» Exercise instructions: Pictures stay out of the copy; set down each line of the listing below exactly.

» Given data:
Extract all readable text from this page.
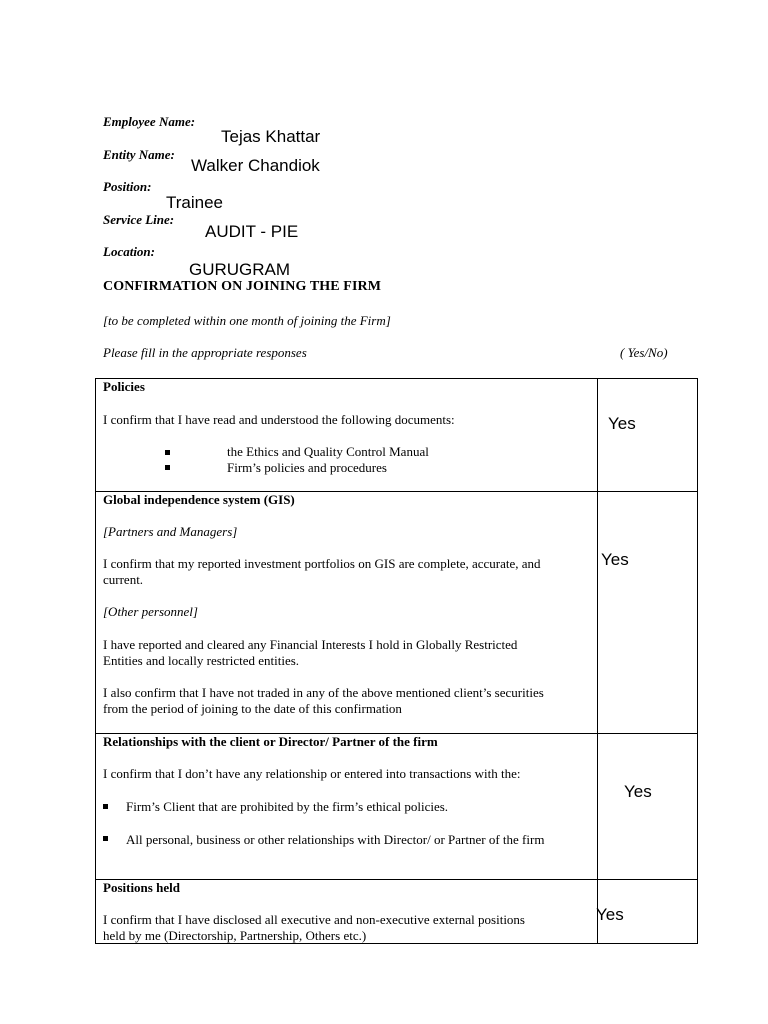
Employee Name:
Tejas Khattar
Entity Name:
Walker Chandiok
Position:
Trainee
Service Line:
AUDIT - PIE
Location:
GURUGRAM
CONFIRMATION ON JOINING THE FIRM
[to be completed within one month of joining the Firm]
Please fill in the appropriate responses	( Yes/No)
Policies
I confirm that I have read and understood the following documents:
the Ethics and Quality Control Manual
Firm’s policies and procedures
Yes
Global independence system (GIS)
[Partners and Managers]
I confirm that my reported investment portfolios on GIS are complete, accurate, and
current.
[Other personnel]
I have reported and cleared any Financial Interests I hold in Globally Restricted
Entities and locally restricted entities.
I also confirm that I have not traded in any of the above mentioned client’s securities
from the period of joining to the date of this confirmation
Yes
Relationships with the client or Director/ Partner of the firm
I confirm that I don’t have any relationship or entered into transactions with the:
Firm’s Client that are prohibited by the firm’s ethical policies.
All personal, business or other relationships with Director/ or Partner of the firm
Yes
Positions held
I confirm that I have disclosed all executive and non-executive external positions
held by me (Directorship, Partnership, Others etc.)
Yes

» Finished task:
Extract all readable text from this page.
Employee Name:
Tejas Khattar
Entity Name:
Walker Chandiok
Position:
Trainee
Service Line:
AUDIT - PIE
Location:
GURUGRAM
CONFIRMATION ON JOINING THE FIRM
[to be completed within one month of joining the Firm]
Please fill in the appropriate responses	( Yes/No)
Policies
I confirm that I have read and understood the following documents:
the Ethics and Quality Control Manual
Firm’s policies and procedures
Yes
Global independence system (GIS)
[Partners and Managers]
I confirm that my reported investment portfolios on GIS are complete, accurate, and
current.
[Other personnel]
I have reported and cleared any Financial Interests I hold in Globally Restricted
Entities and locally restricted entities.
I also confirm that I have not traded in any of the above mentioned client’s securities
from the period of joining to the date of this confirmation
Yes
Relationships with the client or Director/ Partner of the firm
I confirm that I don’t have any relationship or entered into transactions with the:
Firm’s Client that are prohibited by the firm’s ethical policies.
All personal, business or other relationships with Director/ or Partner of the firm
Yes
Positions held
I confirm that I have disclosed all executive and non-executive external positions
held by me (Directorship, Partnership, Others etc.)
Yes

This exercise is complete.